-- BEGIN DATA SECTION --

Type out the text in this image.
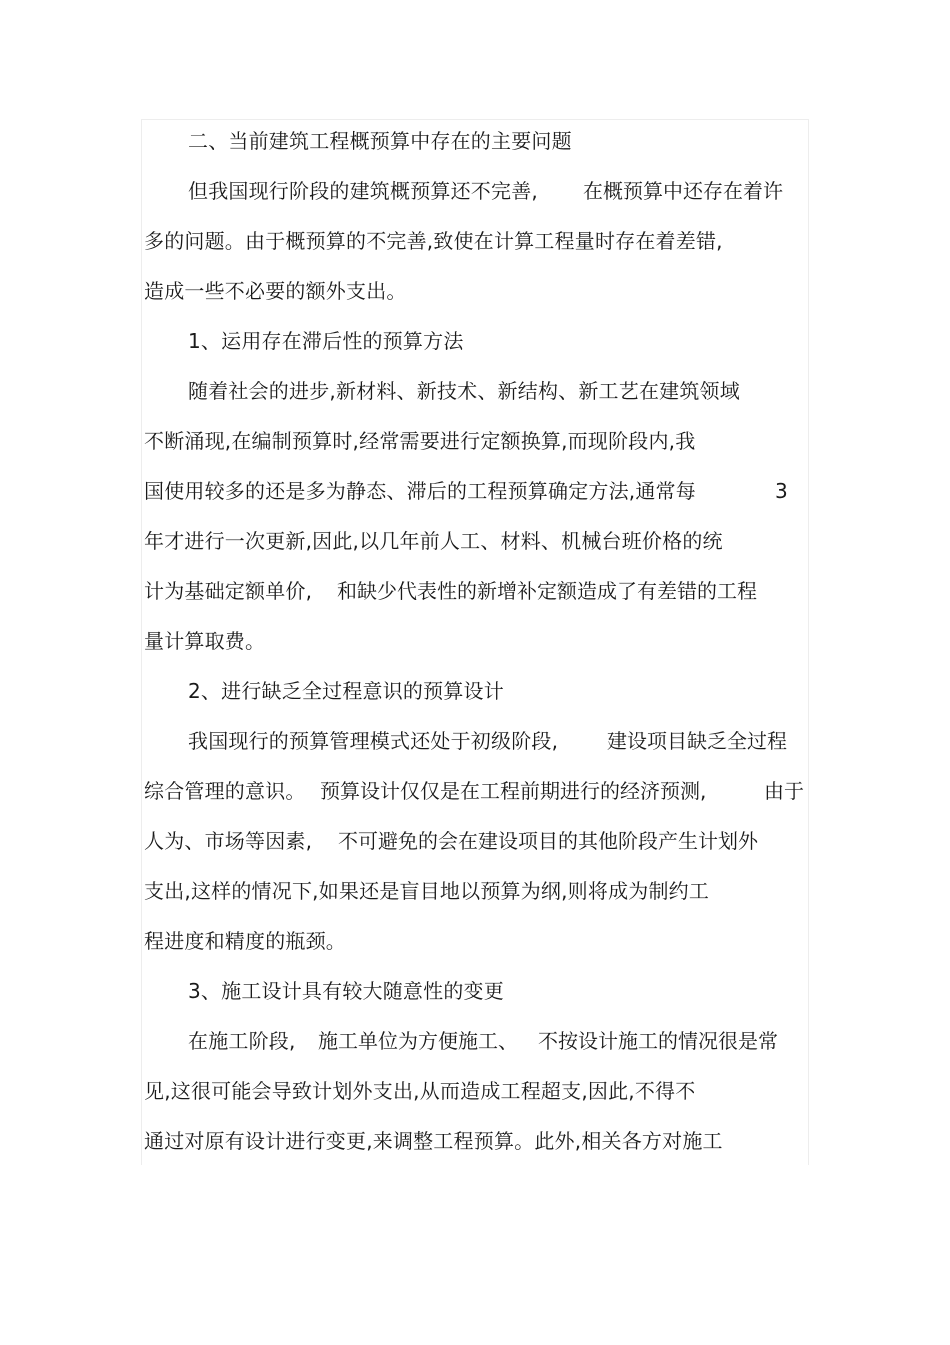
二、当前建筑工程概预算中存在的主要问题
但我国现行阶段的建筑概预算还不完善, 在概预算中还存在着许
多的问题。由于概预算的不完善,致使在计算工程量时存在着差错,
造成一些不必要的额外支出。
1、运用存在滞后性的预算方法
随着社会的进步,新材料、新技术、新结构、新工艺在建筑领域
不断涌现,在编制预算时,经常需要进行定额换算,而现阶段内,我
国使用较多的还是多为静态、滞后的工程预算确定方法,通常每	3
年才进行一次更新,因此,以几年前人工、材料、机械台班价格的统
计为基础定额单价, 和缺少代表性的新增补定额造成了有差错的工程
量计算取费。
2、进行缺乏全过程意识的预算设计
我国现行的预算管理模式还处于初级阶段, 建设项目缺乏全过程
综合管理的意识。 预算设计仅仅是在工程前期进行的经济预测,	由于
人为、市场等因素, 不可避免的会在建设项目的其他阶段产生计划外
支出,这样的情况下,如果还是盲目地以预算为纲,则将成为制约工
程进度和精度的瓶颈。
3、施工设计具有较大随意性的变更
在施工阶段, 施工单位为方便施工、 不按设计施工的情况很是常
见,这很可能会导致计划外支出,从而造成工程超支,因此,不得不
通过对原有设计进行变更,来调整工程预算。此外,相关各方对施工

-- END DATA SECTION --

### [SHORT PROBLEM]
Set down the lines of the records above exactly, apart from the pictures.

### [SOLUTION FOR THIS TASK]
Type out the text in this image.
二、当前建筑工程概预算中存在的主要问题
但我国现行阶段的建筑概预算还不完善, 在概预算中还存在着许
多的问题。由于概预算的不完善,致使在计算工程量时存在着差错,
造成一些不必要的额外支出。
1、运用存在滞后性的预算方法
随着社会的进步,新材料、新技术、新结构、新工艺在建筑领域
不断涌现,在编制预算时,经常需要进行定额换算,而现阶段内,我
国使用较多的还是多为静态、滞后的工程预算确定方法,通常每	3
年才进行一次更新,因此,以几年前人工、材料、机械台班价格的统
计为基础定额单价, 和缺少代表性的新增补定额造成了有差错的工程
量计算取费。
2、进行缺乏全过程意识的预算设计
我国现行的预算管理模式还处于初级阶段, 建设项目缺乏全过程
综合管理的意识。 预算设计仅仅是在工程前期进行的经济预测,	由于
人为、市场等因素, 不可避免的会在建设项目的其他阶段产生计划外
支出,这样的情况下,如果还是盲目地以预算为纲,则将成为制约工
程进度和精度的瓶颈。
3、施工设计具有较大随意性的变更
在施工阶段, 施工单位为方便施工、 不按设计施工的情况很是常
见,这很可能会导致计划外支出,从而造成工程超支,因此,不得不
通过对原有设计进行变更,来调整工程预算。此外,相关各方对施工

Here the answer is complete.